** start of Provided records **

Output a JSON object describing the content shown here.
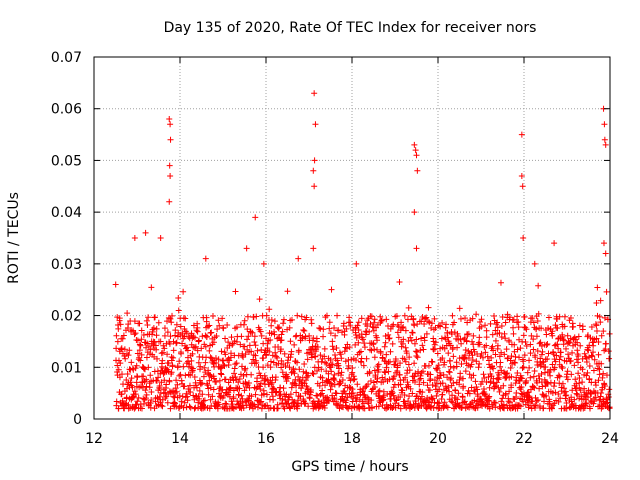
{
  "chart_data": {
    "type": "scatter",
    "title": "Day 135 of 2020, Rate Of TEC Index for receiver nors",
    "xlabel": "GPS time / hours",
    "ylabel": "ROTI / TECUs",
    "xlim": [
      12,
      24
    ],
    "ylim": [
      0,
      0.07
    ],
    "x_ticks": [
      12,
      14,
      16,
      18,
      20,
      22,
      24
    ],
    "x_tick_labels": [
      "12",
      "14",
      "16",
      "18",
      "20",
      "22",
      "24"
    ],
    "y_ticks": [
      0,
      0.01,
      0.02,
      0.03,
      0.04,
      0.05,
      0.06,
      0.07
    ],
    "y_tick_labels": [
      "0",
      "0.01",
      "0.02",
      "0.03",
      "0.04",
      "0.05",
      "0.06",
      "0.07"
    ],
    "grid": true,
    "marker": "+",
    "color": "#ff0000",
    "series": [
      {
        "name": "ROTI",
        "x_range": [
          12.5,
          24
        ],
        "typical_range": [
          0.002,
          0.02
        ],
        "notable_points": [
          {
            "x": 12.95,
            "y": 0.035
          },
          {
            "x": 13.2,
            "y": 0.036
          },
          {
            "x": 13.55,
            "y": 0.035
          },
          {
            "x": 13.75,
            "y": 0.058
          },
          {
            "x": 13.77,
            "y": 0.057
          },
          {
            "x": 13.78,
            "y": 0.054
          },
          {
            "x": 13.76,
            "y": 0.049
          },
          {
            "x": 13.77,
            "y": 0.047
          },
          {
            "x": 13.75,
            "y": 0.042
          },
          {
            "x": 14.6,
            "y": 0.031
          },
          {
            "x": 15.55,
            "y": 0.033
          },
          {
            "x": 15.75,
            "y": 0.039
          },
          {
            "x": 15.95,
            "y": 0.03
          },
          {
            "x": 16.75,
            "y": 0.031
          },
          {
            "x": 17.12,
            "y": 0.063
          },
          {
            "x": 17.15,
            "y": 0.057
          },
          {
            "x": 17.13,
            "y": 0.05
          },
          {
            "x": 17.1,
            "y": 0.048
          },
          {
            "x": 17.12,
            "y": 0.045
          },
          {
            "x": 17.1,
            "y": 0.033
          },
          {
            "x": 18.1,
            "y": 0.03
          },
          {
            "x": 19.45,
            "y": 0.053
          },
          {
            "x": 19.48,
            "y": 0.052
          },
          {
            "x": 19.5,
            "y": 0.051
          },
          {
            "x": 19.52,
            "y": 0.048
          },
          {
            "x": 19.45,
            "y": 0.04
          },
          {
            "x": 19.5,
            "y": 0.033
          },
          {
            "x": 21.95,
            "y": 0.055
          },
          {
            "x": 21.95,
            "y": 0.047
          },
          {
            "x": 21.97,
            "y": 0.045
          },
          {
            "x": 21.98,
            "y": 0.035
          },
          {
            "x": 22.25,
            "y": 0.03
          },
          {
            "x": 22.7,
            "y": 0.034
          },
          {
            "x": 23.85,
            "y": 0.06
          },
          {
            "x": 23.87,
            "y": 0.057
          },
          {
            "x": 23.88,
            "y": 0.054
          },
          {
            "x": 23.9,
            "y": 0.053
          },
          {
            "x": 23.86,
            "y": 0.034
          },
          {
            "x": 23.9,
            "y": 0.032
          }
        ]
      }
    ]
  }
}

** end of Provided records **

● Given task
Return the listing above word for word, with the pictures removed.

● Task response
Output a JSON object describing the content shown here.
{
  "chart_data": {
    "type": "scatter",
    "title": "Day 135 of 2020, Rate Of TEC Index for receiver nors",
    "xlabel": "GPS time / hours",
    "ylabel": "ROTI / TECUs",
    "xlim": [
      12,
      24
    ],
    "ylim": [
      0,
      0.07
    ],
    "x_ticks": [
      12,
      14,
      16,
      18,
      20,
      22,
      24
    ],
    "x_tick_labels": [
      "12",
      "14",
      "16",
      "18",
      "20",
      "22",
      "24"
    ],
    "y_ticks": [
      0,
      0.01,
      0.02,
      0.03,
      0.04,
      0.05,
      0.06,
      0.07
    ],
    "y_tick_labels": [
      "0",
      "0.01",
      "0.02",
      "0.03",
      "0.04",
      "0.05",
      "0.06",
      "0.07"
    ],
    "grid": true,
    "marker": "+",
    "color": "#ff0000",
    "series": [
      {
        "name": "ROTI",
        "x_range": [
          12.5,
          24
        ],
        "typical_range": [
          0.002,
          0.02
        ],
        "notable_points": [
          {
            "x": 12.95,
            "y": 0.035
          },
          {
            "x": 13.2,
            "y": 0.036
          },
          {
            "x": 13.55,
            "y": 0.035
          },
          {
            "x": 13.75,
            "y": 0.058
          },
          {
            "x": 13.77,
            "y": 0.057
          },
          {
            "x": 13.78,
            "y": 0.054
          },
          {
            "x": 13.76,
            "y": 0.049
          },
          {
            "x": 13.77,
            "y": 0.047
          },
          {
            "x": 13.75,
            "y": 0.042
          },
          {
            "x": 14.6,
            "y": 0.031
          },
          {
            "x": 15.55,
            "y": 0.033
          },
          {
            "x": 15.75,
            "y": 0.039
          },
          {
            "x": 15.95,
            "y": 0.03
          },
          {
            "x": 16.75,
            "y": 0.031
          },
          {
            "x": 17.12,
            "y": 0.063
          },
          {
            "x": 17.15,
            "y": 0.057
          },
          {
            "x": 17.13,
            "y": 0.05
          },
          {
            "x": 17.1,
            "y": 0.048
          },
          {
            "x": 17.12,
            "y": 0.045
          },
          {
            "x": 17.1,
            "y": 0.033
          },
          {
            "x": 18.1,
            "y": 0.03
          },
          {
            "x": 19.45,
            "y": 0.053
          },
          {
            "x": 19.48,
            "y": 0.052
          },
          {
            "x": 19.5,
            "y": 0.051
          },
          {
            "x": 19.52,
            "y": 0.048
          },
          {
            "x": 19.45,
            "y": 0.04
          },
          {
            "x": 19.5,
            "y": 0.033
          },
          {
            "x": 21.95,
            "y": 0.055
          },
          {
            "x": 21.95,
            "y": 0.047
          },
          {
            "x": 21.97,
            "y": 0.045
          },
          {
            "x": 21.98,
            "y": 0.035
          },
          {
            "x": 22.25,
            "y": 0.03
          },
          {
            "x": 22.7,
            "y": 0.034
          },
          {
            "x": 23.85,
            "y": 0.06
          },
          {
            "x": 23.87,
            "y": 0.057
          },
          {
            "x": 23.88,
            "y": 0.054
          },
          {
            "x": 23.9,
            "y": 0.053
          },
          {
            "x": 23.86,
            "y": 0.034
          },
          {
            "x": 23.9,
            "y": 0.032
          }
        ]
      }
    ]
  }
}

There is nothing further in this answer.